[Figure collection entries]
----
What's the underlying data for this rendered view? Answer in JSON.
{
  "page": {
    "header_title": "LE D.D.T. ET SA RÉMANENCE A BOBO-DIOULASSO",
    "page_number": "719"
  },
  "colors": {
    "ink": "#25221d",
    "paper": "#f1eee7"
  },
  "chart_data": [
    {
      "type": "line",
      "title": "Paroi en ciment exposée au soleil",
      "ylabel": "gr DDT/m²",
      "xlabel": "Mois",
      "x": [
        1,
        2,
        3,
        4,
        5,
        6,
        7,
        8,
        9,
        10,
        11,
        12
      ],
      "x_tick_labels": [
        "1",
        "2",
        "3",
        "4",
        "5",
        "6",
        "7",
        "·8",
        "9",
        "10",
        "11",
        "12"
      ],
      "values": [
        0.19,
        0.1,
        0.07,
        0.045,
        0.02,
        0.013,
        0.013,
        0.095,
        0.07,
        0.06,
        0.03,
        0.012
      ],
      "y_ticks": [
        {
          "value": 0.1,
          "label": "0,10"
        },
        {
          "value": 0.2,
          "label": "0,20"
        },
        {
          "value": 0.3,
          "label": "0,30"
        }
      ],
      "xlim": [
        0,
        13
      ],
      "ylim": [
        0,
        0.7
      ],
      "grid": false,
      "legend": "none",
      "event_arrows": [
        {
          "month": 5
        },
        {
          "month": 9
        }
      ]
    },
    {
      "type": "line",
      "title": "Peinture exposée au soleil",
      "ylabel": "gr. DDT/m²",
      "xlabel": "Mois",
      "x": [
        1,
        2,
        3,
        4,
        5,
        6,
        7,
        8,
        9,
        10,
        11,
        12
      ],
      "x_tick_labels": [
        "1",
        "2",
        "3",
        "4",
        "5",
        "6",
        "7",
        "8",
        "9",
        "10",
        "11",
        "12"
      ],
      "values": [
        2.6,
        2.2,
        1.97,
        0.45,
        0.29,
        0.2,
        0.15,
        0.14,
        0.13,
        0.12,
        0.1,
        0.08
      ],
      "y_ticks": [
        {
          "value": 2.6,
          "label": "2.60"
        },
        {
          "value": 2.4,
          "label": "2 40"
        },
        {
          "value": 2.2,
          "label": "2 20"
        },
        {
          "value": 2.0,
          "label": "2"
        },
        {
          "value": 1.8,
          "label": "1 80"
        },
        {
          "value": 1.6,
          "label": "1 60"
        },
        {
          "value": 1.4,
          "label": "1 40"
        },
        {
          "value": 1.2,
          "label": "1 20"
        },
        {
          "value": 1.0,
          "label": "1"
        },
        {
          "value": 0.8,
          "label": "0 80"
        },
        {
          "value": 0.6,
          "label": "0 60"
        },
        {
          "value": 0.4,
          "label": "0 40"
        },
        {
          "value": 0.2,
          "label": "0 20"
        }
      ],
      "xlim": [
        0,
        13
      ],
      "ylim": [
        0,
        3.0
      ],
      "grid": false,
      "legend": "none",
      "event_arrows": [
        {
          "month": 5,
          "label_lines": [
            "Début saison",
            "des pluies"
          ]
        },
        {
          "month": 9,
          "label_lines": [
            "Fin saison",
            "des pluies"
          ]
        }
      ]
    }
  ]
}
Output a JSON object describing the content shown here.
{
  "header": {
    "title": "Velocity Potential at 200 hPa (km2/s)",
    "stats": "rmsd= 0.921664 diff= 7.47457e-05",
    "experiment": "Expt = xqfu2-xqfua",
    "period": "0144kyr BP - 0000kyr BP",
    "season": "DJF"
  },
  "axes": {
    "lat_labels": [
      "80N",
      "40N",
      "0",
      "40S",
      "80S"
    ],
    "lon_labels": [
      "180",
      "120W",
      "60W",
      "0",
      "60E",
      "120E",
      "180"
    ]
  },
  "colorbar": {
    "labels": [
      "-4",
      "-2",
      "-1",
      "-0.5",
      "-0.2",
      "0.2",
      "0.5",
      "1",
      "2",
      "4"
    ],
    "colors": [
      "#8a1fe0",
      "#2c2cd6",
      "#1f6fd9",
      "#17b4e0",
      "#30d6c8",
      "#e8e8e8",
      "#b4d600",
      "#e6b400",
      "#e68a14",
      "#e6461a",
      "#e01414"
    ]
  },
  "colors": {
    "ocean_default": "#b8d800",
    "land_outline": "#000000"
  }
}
----
Exercise prompt:
Print the whole listing exactly as it is.

Task response:
What's the underlying data for this rendered view? Answer in JSON.
{
  "page": {
    "header_title": "LE D.D.T. ET SA RÉMANENCE A BOBO-DIOULASSO",
    "page_number": "719"
  },
  "colors": {
    "ink": "#25221d",
    "paper": "#f1eee7"
  },
  "chart_data": [
    {
      "type": "line",
      "title": "Paroi en ciment exposée au soleil",
      "ylabel": "gr DDT/m²",
      "xlabel": "Mois",
      "x": [
        1,
        2,
        3,
        4,
        5,
        6,
        7,
        8,
        9,
        10,
        11,
        12
      ],
      "x_tick_labels": [
        "1",
        "2",
        "3",
        "4",
        "5",
        "6",
        "7",
        "·8",
        "9",
        "10",
        "11",
        "12"
      ],
      "values": [
        0.19,
        0.1,
        0.07,
        0.045,
        0.02,
        0.013,
        0.013,
        0.095,
        0.07,
        0.06,
        0.03,
        0.012
      ],
      "y_ticks": [
        {
          "value": 0.1,
          "label": "0,10"
        },
        {
          "value": 0.2,
          "label": "0,20"
        },
        {
          "value": 0.3,
          "label": "0,30"
        }
      ],
      "xlim": [
        0,
        13
      ],
      "ylim": [
        0,
        0.7
      ],
      "grid": false,
      "legend": "none",
      "event_arrows": [
        {
          "month": 5
        },
        {
          "month": 9
        }
      ]
    },
    {
      "type": "line",
      "title": "Peinture exposée au soleil",
      "ylabel": "gr. DDT/m²",
      "xlabel": "Mois",
      "x": [
        1,
        2,
        3,
        4,
        5,
        6,
        7,
        8,
        9,
        10,
        11,
        12
      ],
      "x_tick_labels": [
        "1",
        "2",
        "3",
        "4",
        "5",
        "6",
        "7",
        "8",
        "9",
        "10",
        "11",
        "12"
      ],
      "values": [
        2.6,
        2.2,
        1.97,
        0.45,
        0.29,
        0.2,
        0.15,
        0.14,
        0.13,
        0.12,
        0.1,
        0.08
      ],
      "y_ticks": [
        {
          "value": 2.6,
          "label": "2.60"
        },
        {
          "value": 2.4,
          "label": "2 40"
        },
        {
          "value": 2.2,
          "label": "2 20"
        },
        {
          "value": 2.0,
          "label": "2"
        },
        {
          "value": 1.8,
          "label": "1 80"
        },
        {
          "value": 1.6,
          "label": "1 60"
        },
        {
          "value": 1.4,
          "label": "1 40"
        },
        {
          "value": 1.2,
          "label": "1 20"
        },
        {
          "value": 1.0,
          "label": "1"
        },
        {
          "value": 0.8,
          "label": "0 80"
        },
        {
          "value": 0.6,
          "label": "0 60"
        },
        {
          "value": 0.4,
          "label": "0 40"
        },
        {
          "value": 0.2,
          "label": "0 20"
        }
      ],
      "xlim": [
        0,
        13
      ],
      "ylim": [
        0,
        3.0
      ],
      "grid": false,
      "legend": "none",
      "event_arrows": [
        {
          "month": 5,
          "label_lines": [
            "Début saison",
            "des pluies"
          ]
        },
        {
          "month": 9,
          "label_lines": [
            "Fin saison",
            "des pluies"
          ]
        }
      ]
    }
  ]
}
Output a JSON object describing the content shown here.
{
  "header": {
    "title": "Velocity Potential at 200 hPa (km2/s)",
    "stats": "rmsd= 0.921664 diff= 7.47457e-05",
    "experiment": "Expt = xqfu2-xqfua",
    "period": "0144kyr BP - 0000kyr BP",
    "season": "DJF"
  },
  "axes": {
    "lat_labels": [
      "80N",
      "40N",
      "0",
      "40S",
      "80S"
    ],
    "lon_labels": [
      "180",
      "120W",
      "60W",
      "0",
      "60E",
      "120E",
      "180"
    ]
  },
  "colorbar": {
    "labels": [
      "-4",
      "-2",
      "-1",
      "-0.5",
      "-0.2",
      "0.2",
      "0.5",
      "1",
      "2",
      "4"
    ],
    "colors": [
      "#8a1fe0",
      "#2c2cd6",
      "#1f6fd9",
      "#17b4e0",
      "#30d6c8",
      "#e8e8e8",
      "#b4d600",
      "#e6b400",
      "#e68a14",
      "#e6461a",
      "#e01414"
    ]
  },
  "colors": {
    "ocean_default": "#b8d800",
    "land_outline": "#000000"
  }
}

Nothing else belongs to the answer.